■ **WHAT IS EXPECTED**
Extract each line of the data and write it out again exactly.

----

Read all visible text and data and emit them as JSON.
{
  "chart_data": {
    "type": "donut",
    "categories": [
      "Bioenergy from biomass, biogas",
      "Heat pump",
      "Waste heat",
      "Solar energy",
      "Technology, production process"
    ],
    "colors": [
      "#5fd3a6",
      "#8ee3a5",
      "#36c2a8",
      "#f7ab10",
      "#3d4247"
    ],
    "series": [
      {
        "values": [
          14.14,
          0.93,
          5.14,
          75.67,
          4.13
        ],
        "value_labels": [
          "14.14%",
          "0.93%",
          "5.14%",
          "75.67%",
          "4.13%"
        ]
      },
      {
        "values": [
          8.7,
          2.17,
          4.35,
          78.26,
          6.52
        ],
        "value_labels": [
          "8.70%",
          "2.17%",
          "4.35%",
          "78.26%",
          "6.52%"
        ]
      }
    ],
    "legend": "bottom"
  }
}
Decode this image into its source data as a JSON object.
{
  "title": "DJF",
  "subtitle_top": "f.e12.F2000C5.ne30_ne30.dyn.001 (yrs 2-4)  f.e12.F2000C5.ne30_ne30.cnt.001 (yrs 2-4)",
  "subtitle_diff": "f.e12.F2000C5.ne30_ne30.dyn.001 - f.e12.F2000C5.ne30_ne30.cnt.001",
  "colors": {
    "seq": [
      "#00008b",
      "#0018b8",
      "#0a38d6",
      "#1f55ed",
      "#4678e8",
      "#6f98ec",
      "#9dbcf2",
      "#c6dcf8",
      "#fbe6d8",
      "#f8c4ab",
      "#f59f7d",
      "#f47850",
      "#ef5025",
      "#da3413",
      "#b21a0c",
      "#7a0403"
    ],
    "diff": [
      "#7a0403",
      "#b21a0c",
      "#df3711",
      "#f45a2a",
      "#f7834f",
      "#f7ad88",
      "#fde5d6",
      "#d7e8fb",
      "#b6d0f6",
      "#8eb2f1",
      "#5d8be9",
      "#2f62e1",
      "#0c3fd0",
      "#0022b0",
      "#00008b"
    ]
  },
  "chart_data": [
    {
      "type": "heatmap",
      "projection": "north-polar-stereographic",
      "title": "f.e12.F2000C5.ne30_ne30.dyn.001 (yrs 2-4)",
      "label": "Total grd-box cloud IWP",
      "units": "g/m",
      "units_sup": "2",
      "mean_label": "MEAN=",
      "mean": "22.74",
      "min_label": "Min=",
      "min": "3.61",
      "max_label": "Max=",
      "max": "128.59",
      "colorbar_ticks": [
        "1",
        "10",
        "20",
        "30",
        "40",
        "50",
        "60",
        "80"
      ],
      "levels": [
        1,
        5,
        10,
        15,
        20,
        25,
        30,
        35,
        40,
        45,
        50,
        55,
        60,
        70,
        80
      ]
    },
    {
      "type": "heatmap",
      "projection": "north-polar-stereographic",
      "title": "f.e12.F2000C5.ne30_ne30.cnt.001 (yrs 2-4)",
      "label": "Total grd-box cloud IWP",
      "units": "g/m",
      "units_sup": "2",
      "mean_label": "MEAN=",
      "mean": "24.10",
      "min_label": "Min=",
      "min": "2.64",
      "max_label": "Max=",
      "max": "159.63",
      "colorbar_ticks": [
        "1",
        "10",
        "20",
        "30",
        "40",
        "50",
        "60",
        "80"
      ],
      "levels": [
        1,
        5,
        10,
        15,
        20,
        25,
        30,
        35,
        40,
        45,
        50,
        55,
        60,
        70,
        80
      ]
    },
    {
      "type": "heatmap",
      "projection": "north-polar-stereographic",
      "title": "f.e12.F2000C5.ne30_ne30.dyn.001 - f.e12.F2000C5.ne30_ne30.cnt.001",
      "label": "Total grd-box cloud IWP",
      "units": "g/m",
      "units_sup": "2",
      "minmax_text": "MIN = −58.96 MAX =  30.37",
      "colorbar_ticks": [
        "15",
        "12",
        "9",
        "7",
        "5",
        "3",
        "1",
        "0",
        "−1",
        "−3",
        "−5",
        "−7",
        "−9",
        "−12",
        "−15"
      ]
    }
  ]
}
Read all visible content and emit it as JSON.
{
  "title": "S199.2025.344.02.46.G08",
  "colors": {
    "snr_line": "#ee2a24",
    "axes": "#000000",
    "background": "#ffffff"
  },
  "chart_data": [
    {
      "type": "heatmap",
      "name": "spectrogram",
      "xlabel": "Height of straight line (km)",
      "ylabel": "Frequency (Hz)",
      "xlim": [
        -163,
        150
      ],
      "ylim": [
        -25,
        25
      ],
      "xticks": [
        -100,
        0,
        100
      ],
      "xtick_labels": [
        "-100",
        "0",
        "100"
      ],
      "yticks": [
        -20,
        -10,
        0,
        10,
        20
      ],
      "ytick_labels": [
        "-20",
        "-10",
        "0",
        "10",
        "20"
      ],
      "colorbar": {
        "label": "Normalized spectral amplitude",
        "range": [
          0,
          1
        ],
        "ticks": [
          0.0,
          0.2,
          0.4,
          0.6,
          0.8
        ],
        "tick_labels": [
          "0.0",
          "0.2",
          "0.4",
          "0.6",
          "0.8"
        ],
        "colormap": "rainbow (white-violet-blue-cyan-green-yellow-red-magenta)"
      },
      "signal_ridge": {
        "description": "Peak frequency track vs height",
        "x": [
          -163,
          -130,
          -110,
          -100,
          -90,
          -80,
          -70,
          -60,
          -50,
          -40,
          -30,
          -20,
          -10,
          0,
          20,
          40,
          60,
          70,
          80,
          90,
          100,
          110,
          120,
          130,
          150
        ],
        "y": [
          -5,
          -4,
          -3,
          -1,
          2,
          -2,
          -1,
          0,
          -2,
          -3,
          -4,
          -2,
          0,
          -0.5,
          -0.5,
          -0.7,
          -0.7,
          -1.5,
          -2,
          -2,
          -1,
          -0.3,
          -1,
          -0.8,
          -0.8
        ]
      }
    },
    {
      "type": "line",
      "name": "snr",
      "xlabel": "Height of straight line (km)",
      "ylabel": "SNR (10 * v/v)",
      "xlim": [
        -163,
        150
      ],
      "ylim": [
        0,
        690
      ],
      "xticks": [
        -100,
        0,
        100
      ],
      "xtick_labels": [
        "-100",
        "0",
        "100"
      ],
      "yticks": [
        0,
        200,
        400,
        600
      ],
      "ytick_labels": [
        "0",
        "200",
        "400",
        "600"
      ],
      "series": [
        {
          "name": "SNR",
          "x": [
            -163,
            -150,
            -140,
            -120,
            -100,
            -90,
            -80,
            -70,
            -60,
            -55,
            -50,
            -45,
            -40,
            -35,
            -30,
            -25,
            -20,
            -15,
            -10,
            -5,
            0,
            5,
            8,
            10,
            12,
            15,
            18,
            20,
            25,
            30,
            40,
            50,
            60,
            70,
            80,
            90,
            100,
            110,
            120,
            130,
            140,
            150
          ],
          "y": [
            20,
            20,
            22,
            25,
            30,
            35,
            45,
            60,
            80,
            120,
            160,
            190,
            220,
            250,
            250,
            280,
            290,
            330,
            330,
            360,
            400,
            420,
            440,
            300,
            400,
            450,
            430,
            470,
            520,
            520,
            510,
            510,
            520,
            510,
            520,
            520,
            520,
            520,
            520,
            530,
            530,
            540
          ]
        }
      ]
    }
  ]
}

----

■ **EXERCISE RESULT**
Read all visible text and data and emit them as JSON.
{
  "chart_data": {
    "type": "donut",
    "categories": [
      "Bioenergy from biomass, biogas",
      "Heat pump",
      "Waste heat",
      "Solar energy",
      "Technology, production process"
    ],
    "colors": [
      "#5fd3a6",
      "#8ee3a5",
      "#36c2a8",
      "#f7ab10",
      "#3d4247"
    ],
    "series": [
      {
        "values": [
          14.14,
          0.93,
          5.14,
          75.67,
          4.13
        ],
        "value_labels": [
          "14.14%",
          "0.93%",
          "5.14%",
          "75.67%",
          "4.13%"
        ]
      },
      {
        "values": [
          8.7,
          2.17,
          4.35,
          78.26,
          6.52
        ],
        "value_labels": [
          "8.70%",
          "2.17%",
          "4.35%",
          "78.26%",
          "6.52%"
        ]
      }
    ],
    "legend": "bottom"
  }
}
Decode this image into its source data as a JSON object.
{
  "title": "DJF",
  "subtitle_top": "f.e12.F2000C5.ne30_ne30.dyn.001 (yrs 2-4)  f.e12.F2000C5.ne30_ne30.cnt.001 (yrs 2-4)",
  "subtitle_diff": "f.e12.F2000C5.ne30_ne30.dyn.001 - f.e12.F2000C5.ne30_ne30.cnt.001",
  "colors": {
    "seq": [
      "#00008b",
      "#0018b8",
      "#0a38d6",
      "#1f55ed",
      "#4678e8",
      "#6f98ec",
      "#9dbcf2",
      "#c6dcf8",
      "#fbe6d8",
      "#f8c4ab",
      "#f59f7d",
      "#f47850",
      "#ef5025",
      "#da3413",
      "#b21a0c",
      "#7a0403"
    ],
    "diff": [
      "#7a0403",
      "#b21a0c",
      "#df3711",
      "#f45a2a",
      "#f7834f",
      "#f7ad88",
      "#fde5d6",
      "#d7e8fb",
      "#b6d0f6",
      "#8eb2f1",
      "#5d8be9",
      "#2f62e1",
      "#0c3fd0",
      "#0022b0",
      "#00008b"
    ]
  },
  "chart_data": [
    {
      "type": "heatmap",
      "projection": "north-polar-stereographic",
      "title": "f.e12.F2000C5.ne30_ne30.dyn.001 (yrs 2-4)",
      "label": "Total grd-box cloud IWP",
      "units": "g/m",
      "units_sup": "2",
      "mean_label": "MEAN=",
      "mean": "22.74",
      "min_label": "Min=",
      "min": "3.61",
      "max_label": "Max=",
      "max": "128.59",
      "colorbar_ticks": [
        "1",
        "10",
        "20",
        "30",
        "40",
        "50",
        "60",
        "80"
      ],
      "levels": [
        1,
        5,
        10,
        15,
        20,
        25,
        30,
        35,
        40,
        45,
        50,
        55,
        60,
        70,
        80
      ]
    },
    {
      "type": "heatmap",
      "projection": "north-polar-stereographic",
      "title": "f.e12.F2000C5.ne30_ne30.cnt.001 (yrs 2-4)",
      "label": "Total grd-box cloud IWP",
      "units": "g/m",
      "units_sup": "2",
      "mean_label": "MEAN=",
      "mean": "24.10",
      "min_label": "Min=",
      "min": "2.64",
      "max_label": "Max=",
      "max": "159.63",
      "colorbar_ticks": [
        "1",
        "10",
        "20",
        "30",
        "40",
        "50",
        "60",
        "80"
      ],
      "levels": [
        1,
        5,
        10,
        15,
        20,
        25,
        30,
        35,
        40,
        45,
        50,
        55,
        60,
        70,
        80
      ]
    },
    {
      "type": "heatmap",
      "projection": "north-polar-stereographic",
      "title": "f.e12.F2000C5.ne30_ne30.dyn.001 - f.e12.F2000C5.ne30_ne30.cnt.001",
      "label": "Total grd-box cloud IWP",
      "units": "g/m",
      "units_sup": "2",
      "minmax_text": "MIN = −58.96 MAX =  30.37",
      "colorbar_ticks": [
        "15",
        "12",
        "9",
        "7",
        "5",
        "3",
        "1",
        "0",
        "−1",
        "−3",
        "−5",
        "−7",
        "−9",
        "−12",
        "−15"
      ]
    }
  ]
}
Read all visible content and emit it as JSON.
{
  "title": "S199.2025.344.02.46.G08",
  "colors": {
    "snr_line": "#ee2a24",
    "axes": "#000000",
    "background": "#ffffff"
  },
  "chart_data": [
    {
      "type": "heatmap",
      "name": "spectrogram",
      "xlabel": "Height of straight line (km)",
      "ylabel": "Frequency (Hz)",
      "xlim": [
        -163,
        150
      ],
      "ylim": [
        -25,
        25
      ],
      "xticks": [
        -100,
        0,
        100
      ],
      "xtick_labels": [
        "-100",
        "0",
        "100"
      ],
      "yticks": [
        -20,
        -10,
        0,
        10,
        20
      ],
      "ytick_labels": [
        "-20",
        "-10",
        "0",
        "10",
        "20"
      ],
      "colorbar": {
        "label": "Normalized spectral amplitude",
        "range": [
          0,
          1
        ],
        "ticks": [
          0.0,
          0.2,
          0.4,
          0.6,
          0.8
        ],
        "tick_labels": [
          "0.0",
          "0.2",
          "0.4",
          "0.6",
          "0.8"
        ],
        "colormap": "rainbow (white-violet-blue-cyan-green-yellow-red-magenta)"
      },
      "signal_ridge": {
        "description": "Peak frequency track vs height",
        "x": [
          -163,
          -130,
          -110,
          -100,
          -90,
          -80,
          -70,
          -60,
          -50,
          -40,
          -30,
          -20,
          -10,
          0,
          20,
          40,
          60,
          70,
          80,
          90,
          100,
          110,
          120,
          130,
          150
        ],
        "y": [
          -5,
          -4,
          -3,
          -1,
          2,
          -2,
          -1,
          0,
          -2,
          -3,
          -4,
          -2,
          0,
          -0.5,
          -0.5,
          -0.7,
          -0.7,
          -1.5,
          -2,
          -2,
          -1,
          -0.3,
          -1,
          -0.8,
          -0.8
        ]
      }
    },
    {
      "type": "line",
      "name": "snr",
      "xlabel": "Height of straight line (km)",
      "ylabel": "SNR (10 * v/v)",
      "xlim": [
        -163,
        150
      ],
      "ylim": [
        0,
        690
      ],
      "xticks": [
        -100,
        0,
        100
      ],
      "xtick_labels": [
        "-100",
        "0",
        "100"
      ],
      "yticks": [
        0,
        200,
        400,
        600
      ],
      "ytick_labels": [
        "0",
        "200",
        "400",
        "600"
      ],
      "series": [
        {
          "name": "SNR",
          "x": [
            -163,
            -150,
            -140,
            -120,
            -100,
            -90,
            -80,
            -70,
            -60,
            -55,
            -50,
            -45,
            -40,
            -35,
            -30,
            -25,
            -20,
            -15,
            -10,
            -5,
            0,
            5,
            8,
            10,
            12,
            15,
            18,
            20,
            25,
            30,
            40,
            50,
            60,
            70,
            80,
            90,
            100,
            110,
            120,
            130,
            140,
            150
          ],
          "y": [
            20,
            20,
            22,
            25,
            30,
            35,
            45,
            60,
            80,
            120,
            160,
            190,
            220,
            250,
            250,
            280,
            290,
            330,
            330,
            360,
            400,
            420,
            440,
            300,
            400,
            450,
            430,
            470,
            520,
            520,
            510,
            510,
            520,
            510,
            520,
            520,
            520,
            520,
            520,
            530,
            530,
            540
          ]
        }
      ]
    }
  ]
}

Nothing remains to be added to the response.